Problem requirements:
Could you copy out every line of the data where the word "stora" occurs?

Recorded data:
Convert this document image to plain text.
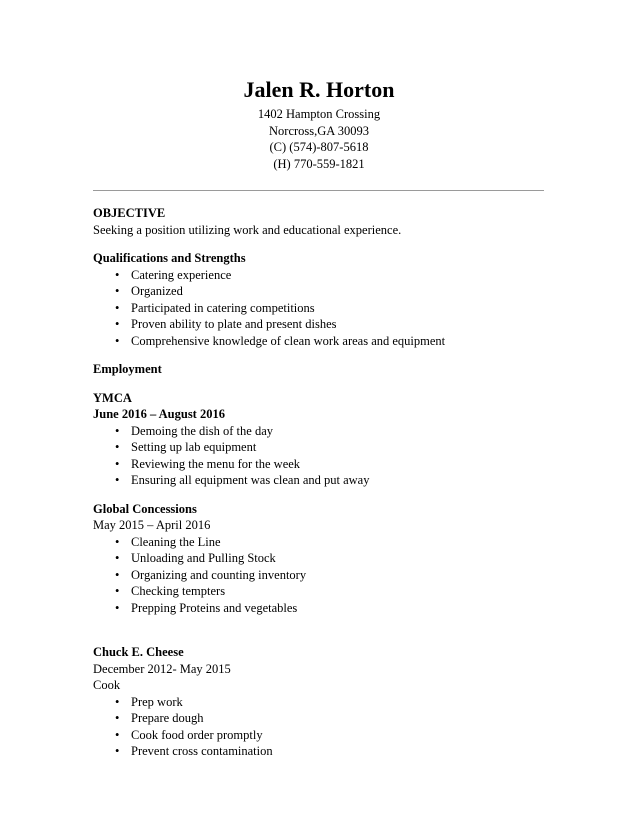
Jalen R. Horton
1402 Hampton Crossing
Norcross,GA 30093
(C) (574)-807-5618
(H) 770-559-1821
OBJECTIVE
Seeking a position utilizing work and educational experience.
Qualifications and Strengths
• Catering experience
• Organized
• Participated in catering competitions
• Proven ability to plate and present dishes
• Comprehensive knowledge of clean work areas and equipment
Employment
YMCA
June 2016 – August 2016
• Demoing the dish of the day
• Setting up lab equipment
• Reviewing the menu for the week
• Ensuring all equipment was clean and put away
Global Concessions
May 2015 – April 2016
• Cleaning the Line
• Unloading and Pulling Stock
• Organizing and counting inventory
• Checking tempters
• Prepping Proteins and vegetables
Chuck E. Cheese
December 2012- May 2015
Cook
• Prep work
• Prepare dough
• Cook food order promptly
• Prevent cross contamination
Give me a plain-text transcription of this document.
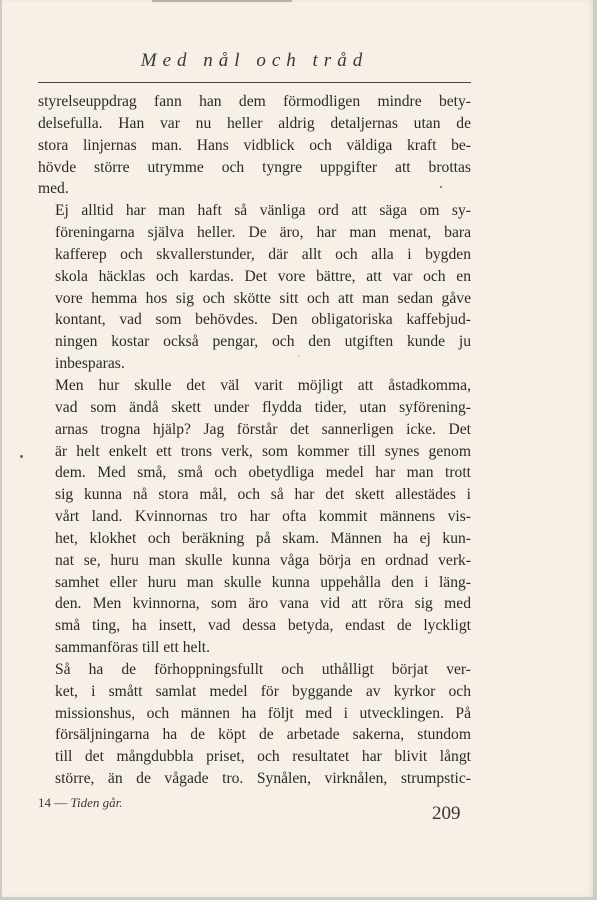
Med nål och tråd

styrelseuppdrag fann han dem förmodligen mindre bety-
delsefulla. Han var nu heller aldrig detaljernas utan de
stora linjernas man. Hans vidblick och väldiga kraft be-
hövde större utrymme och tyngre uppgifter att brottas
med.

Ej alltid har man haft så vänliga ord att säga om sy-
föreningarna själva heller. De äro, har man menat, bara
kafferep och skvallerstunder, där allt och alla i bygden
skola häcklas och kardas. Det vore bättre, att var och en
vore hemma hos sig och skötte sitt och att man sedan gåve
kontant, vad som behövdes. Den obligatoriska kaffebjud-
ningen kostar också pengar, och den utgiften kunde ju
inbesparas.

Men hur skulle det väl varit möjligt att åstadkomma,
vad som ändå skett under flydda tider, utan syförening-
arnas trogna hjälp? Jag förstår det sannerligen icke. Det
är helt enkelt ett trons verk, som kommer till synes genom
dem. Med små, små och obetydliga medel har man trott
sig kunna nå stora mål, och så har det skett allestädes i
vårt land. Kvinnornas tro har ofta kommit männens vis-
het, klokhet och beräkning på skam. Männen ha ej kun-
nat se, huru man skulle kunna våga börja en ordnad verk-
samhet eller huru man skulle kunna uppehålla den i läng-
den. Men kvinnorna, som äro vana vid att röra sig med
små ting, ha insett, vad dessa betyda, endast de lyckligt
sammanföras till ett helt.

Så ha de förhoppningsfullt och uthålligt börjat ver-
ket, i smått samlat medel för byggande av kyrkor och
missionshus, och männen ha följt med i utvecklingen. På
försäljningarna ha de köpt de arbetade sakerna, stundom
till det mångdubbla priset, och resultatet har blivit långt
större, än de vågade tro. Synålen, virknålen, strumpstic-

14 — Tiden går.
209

Solution for this problem:
stora linjernas man. Hans vidblick och väldiga kraft be-
sig kunna nå stora mål, och så har det skett allestädes i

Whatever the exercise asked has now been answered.